_Aim:_ Look below. Copy each line that has "name" in it.

_Items:_
START
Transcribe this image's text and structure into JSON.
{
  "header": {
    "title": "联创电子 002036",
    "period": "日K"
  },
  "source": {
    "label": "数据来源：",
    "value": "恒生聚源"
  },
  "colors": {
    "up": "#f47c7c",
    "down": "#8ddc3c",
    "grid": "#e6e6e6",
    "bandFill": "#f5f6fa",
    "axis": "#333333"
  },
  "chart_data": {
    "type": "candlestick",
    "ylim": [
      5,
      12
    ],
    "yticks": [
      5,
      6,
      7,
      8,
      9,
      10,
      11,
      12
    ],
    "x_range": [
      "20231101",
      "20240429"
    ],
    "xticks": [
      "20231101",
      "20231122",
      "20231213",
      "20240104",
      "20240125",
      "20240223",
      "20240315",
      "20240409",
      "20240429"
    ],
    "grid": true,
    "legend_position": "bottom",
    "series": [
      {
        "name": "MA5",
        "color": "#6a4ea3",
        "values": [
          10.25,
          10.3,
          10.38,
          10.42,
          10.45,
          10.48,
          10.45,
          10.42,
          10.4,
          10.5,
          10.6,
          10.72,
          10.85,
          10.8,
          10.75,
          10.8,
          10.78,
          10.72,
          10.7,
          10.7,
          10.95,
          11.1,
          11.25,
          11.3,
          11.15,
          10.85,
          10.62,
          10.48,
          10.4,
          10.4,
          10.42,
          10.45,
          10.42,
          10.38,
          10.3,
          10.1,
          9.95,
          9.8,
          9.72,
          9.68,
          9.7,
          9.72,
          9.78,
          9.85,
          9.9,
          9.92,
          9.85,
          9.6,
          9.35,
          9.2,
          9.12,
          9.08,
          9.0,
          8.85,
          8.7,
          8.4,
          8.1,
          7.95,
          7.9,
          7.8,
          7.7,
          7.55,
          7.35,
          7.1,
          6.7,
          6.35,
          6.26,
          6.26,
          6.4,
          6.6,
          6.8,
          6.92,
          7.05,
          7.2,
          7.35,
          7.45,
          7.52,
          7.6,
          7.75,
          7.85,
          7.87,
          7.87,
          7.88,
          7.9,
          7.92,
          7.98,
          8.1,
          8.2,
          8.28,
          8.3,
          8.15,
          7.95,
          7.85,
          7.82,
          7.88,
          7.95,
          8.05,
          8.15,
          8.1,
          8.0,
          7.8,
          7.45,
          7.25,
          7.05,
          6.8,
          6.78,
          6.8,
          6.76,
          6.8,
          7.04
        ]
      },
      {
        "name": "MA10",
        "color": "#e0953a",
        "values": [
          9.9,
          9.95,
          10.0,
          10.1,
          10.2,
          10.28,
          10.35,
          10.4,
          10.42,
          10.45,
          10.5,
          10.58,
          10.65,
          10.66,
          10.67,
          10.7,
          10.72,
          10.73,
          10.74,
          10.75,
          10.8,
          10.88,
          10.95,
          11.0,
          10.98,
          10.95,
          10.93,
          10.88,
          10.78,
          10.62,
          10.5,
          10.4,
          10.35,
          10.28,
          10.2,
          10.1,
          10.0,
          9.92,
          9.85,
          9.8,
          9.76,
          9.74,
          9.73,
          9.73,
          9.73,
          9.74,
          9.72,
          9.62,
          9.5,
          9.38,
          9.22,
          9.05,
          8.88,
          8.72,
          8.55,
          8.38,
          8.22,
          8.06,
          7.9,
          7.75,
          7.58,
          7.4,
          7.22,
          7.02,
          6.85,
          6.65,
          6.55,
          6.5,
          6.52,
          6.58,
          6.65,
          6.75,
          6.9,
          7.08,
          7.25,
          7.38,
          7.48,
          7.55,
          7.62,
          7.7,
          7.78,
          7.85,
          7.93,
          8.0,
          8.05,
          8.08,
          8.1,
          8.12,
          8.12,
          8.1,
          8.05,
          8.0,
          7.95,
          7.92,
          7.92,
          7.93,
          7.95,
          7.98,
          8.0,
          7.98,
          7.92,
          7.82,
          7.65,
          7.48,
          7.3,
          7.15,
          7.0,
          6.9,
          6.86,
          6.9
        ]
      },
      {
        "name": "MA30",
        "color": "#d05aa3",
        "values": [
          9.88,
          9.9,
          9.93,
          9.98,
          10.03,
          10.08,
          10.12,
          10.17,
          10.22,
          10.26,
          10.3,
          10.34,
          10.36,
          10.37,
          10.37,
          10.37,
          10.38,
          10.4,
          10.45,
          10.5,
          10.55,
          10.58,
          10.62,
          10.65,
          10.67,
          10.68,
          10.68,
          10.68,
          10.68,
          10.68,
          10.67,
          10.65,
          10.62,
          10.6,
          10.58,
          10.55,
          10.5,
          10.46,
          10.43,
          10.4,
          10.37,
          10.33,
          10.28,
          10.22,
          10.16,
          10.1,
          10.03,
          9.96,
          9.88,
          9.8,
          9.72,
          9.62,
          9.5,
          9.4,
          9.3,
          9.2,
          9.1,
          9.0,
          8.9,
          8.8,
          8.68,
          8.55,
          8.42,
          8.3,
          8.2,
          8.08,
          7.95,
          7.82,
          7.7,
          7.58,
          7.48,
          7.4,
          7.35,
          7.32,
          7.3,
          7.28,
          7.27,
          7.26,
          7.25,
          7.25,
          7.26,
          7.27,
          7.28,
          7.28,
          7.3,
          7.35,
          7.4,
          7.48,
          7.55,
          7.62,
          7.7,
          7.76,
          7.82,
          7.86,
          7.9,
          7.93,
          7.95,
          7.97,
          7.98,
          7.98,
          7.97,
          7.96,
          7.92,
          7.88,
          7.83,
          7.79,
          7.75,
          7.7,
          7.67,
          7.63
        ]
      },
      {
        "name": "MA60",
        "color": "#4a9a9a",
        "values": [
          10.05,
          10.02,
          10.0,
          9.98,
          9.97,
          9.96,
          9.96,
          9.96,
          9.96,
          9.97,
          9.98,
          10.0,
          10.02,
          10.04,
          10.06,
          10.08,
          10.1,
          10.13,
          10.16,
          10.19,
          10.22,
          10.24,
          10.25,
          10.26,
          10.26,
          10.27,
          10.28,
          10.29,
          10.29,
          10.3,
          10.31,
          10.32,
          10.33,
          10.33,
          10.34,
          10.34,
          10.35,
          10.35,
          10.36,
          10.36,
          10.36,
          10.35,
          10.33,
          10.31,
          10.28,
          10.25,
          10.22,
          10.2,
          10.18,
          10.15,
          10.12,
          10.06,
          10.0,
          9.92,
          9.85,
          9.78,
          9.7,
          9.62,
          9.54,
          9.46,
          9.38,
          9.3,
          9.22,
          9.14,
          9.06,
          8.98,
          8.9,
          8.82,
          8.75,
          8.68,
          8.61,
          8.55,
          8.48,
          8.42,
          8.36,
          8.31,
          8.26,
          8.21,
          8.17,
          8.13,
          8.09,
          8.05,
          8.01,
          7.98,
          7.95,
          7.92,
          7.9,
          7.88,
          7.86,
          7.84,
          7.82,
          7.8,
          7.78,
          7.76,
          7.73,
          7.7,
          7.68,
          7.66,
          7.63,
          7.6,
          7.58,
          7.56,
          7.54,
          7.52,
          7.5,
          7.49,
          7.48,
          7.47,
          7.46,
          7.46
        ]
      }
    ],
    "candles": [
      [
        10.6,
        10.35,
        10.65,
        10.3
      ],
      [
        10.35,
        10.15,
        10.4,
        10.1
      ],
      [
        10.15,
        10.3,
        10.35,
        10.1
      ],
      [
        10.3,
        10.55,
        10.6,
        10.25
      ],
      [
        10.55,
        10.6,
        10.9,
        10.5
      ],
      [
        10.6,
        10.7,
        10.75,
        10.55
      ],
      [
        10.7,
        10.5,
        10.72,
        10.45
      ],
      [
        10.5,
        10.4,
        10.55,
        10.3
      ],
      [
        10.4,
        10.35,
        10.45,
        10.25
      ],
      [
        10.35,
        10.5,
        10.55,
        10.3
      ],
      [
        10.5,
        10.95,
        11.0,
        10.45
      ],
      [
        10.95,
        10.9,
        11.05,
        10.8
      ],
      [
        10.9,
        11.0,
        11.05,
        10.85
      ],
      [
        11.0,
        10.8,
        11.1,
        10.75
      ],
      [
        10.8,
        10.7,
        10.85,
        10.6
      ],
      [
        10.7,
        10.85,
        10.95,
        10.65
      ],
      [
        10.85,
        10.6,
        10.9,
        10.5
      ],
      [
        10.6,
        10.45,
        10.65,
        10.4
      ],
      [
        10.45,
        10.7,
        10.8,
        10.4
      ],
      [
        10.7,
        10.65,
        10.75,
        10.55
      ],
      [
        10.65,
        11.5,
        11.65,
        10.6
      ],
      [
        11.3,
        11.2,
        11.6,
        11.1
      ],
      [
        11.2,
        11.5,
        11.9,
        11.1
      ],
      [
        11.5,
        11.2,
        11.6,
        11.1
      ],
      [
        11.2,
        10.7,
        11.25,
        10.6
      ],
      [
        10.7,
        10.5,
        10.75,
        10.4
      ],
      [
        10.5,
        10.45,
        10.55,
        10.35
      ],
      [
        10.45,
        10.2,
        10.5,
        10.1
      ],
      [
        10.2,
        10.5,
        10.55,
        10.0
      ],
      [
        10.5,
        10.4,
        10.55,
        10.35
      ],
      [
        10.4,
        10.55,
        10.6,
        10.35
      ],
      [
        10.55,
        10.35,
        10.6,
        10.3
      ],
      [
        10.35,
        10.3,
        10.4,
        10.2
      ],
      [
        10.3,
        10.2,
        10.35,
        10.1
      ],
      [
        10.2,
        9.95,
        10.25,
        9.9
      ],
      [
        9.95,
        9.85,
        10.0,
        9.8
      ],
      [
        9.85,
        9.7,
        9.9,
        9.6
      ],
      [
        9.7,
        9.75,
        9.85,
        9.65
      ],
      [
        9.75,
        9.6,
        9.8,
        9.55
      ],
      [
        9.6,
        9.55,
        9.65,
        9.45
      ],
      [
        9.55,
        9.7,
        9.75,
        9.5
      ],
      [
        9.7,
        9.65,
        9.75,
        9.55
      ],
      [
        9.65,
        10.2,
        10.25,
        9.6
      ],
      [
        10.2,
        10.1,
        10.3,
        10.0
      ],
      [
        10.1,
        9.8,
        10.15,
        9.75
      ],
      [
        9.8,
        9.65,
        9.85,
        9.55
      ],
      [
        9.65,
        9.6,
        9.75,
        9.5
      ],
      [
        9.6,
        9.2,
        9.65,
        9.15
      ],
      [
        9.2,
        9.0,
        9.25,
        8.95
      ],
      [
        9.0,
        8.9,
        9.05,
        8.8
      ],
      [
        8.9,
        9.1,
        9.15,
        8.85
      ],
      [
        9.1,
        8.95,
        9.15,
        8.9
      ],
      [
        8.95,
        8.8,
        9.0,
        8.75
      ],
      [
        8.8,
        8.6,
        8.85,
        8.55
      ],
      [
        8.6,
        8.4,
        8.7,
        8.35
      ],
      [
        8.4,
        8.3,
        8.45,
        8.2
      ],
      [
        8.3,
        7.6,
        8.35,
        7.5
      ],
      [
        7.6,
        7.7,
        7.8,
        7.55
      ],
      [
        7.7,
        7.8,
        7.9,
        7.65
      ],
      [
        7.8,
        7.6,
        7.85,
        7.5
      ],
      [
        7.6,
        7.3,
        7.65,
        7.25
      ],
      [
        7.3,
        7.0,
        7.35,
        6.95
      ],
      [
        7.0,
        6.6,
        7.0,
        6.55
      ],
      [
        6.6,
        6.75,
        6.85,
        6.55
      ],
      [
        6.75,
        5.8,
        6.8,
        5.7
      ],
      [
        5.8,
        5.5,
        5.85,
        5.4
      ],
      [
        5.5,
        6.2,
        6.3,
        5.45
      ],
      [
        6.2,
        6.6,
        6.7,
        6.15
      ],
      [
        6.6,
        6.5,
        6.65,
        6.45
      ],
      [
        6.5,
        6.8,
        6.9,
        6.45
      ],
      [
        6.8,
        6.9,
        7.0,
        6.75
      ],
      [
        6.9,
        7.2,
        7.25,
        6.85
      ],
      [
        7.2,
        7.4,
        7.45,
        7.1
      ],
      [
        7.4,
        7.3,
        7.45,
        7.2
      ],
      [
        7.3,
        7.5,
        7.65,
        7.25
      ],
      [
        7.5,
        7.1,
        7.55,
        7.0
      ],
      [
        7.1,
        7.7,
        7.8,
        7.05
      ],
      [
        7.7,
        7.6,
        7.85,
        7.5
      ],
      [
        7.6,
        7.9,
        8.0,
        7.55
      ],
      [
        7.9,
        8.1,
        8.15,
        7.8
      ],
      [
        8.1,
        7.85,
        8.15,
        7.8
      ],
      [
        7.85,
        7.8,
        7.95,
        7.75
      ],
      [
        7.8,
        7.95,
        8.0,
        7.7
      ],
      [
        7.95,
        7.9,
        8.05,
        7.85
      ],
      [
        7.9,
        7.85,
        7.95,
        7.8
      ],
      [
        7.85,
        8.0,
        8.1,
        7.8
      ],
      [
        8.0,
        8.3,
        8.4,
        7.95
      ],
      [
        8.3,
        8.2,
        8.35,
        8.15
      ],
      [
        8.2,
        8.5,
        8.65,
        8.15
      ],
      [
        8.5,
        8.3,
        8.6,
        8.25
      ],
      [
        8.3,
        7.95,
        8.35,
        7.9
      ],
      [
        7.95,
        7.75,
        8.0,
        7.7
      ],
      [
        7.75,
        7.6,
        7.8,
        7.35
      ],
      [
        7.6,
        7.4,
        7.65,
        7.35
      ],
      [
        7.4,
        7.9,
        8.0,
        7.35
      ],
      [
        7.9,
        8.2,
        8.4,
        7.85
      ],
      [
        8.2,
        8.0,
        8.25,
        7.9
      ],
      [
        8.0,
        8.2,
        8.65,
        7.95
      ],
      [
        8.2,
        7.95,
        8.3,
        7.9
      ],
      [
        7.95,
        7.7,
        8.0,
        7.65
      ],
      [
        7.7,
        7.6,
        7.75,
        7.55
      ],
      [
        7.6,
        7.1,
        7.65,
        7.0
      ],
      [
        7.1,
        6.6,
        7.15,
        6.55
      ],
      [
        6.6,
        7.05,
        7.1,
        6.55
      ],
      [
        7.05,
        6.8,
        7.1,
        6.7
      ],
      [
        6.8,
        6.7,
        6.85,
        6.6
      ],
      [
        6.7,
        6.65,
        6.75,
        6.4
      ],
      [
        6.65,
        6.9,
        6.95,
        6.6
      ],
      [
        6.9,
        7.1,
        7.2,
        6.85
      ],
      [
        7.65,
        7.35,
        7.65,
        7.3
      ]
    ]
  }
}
END
_Output of the task:_
        "name": "MA5",
        "name": "MA10",
        "name": "MA30",
        "name": "MA60",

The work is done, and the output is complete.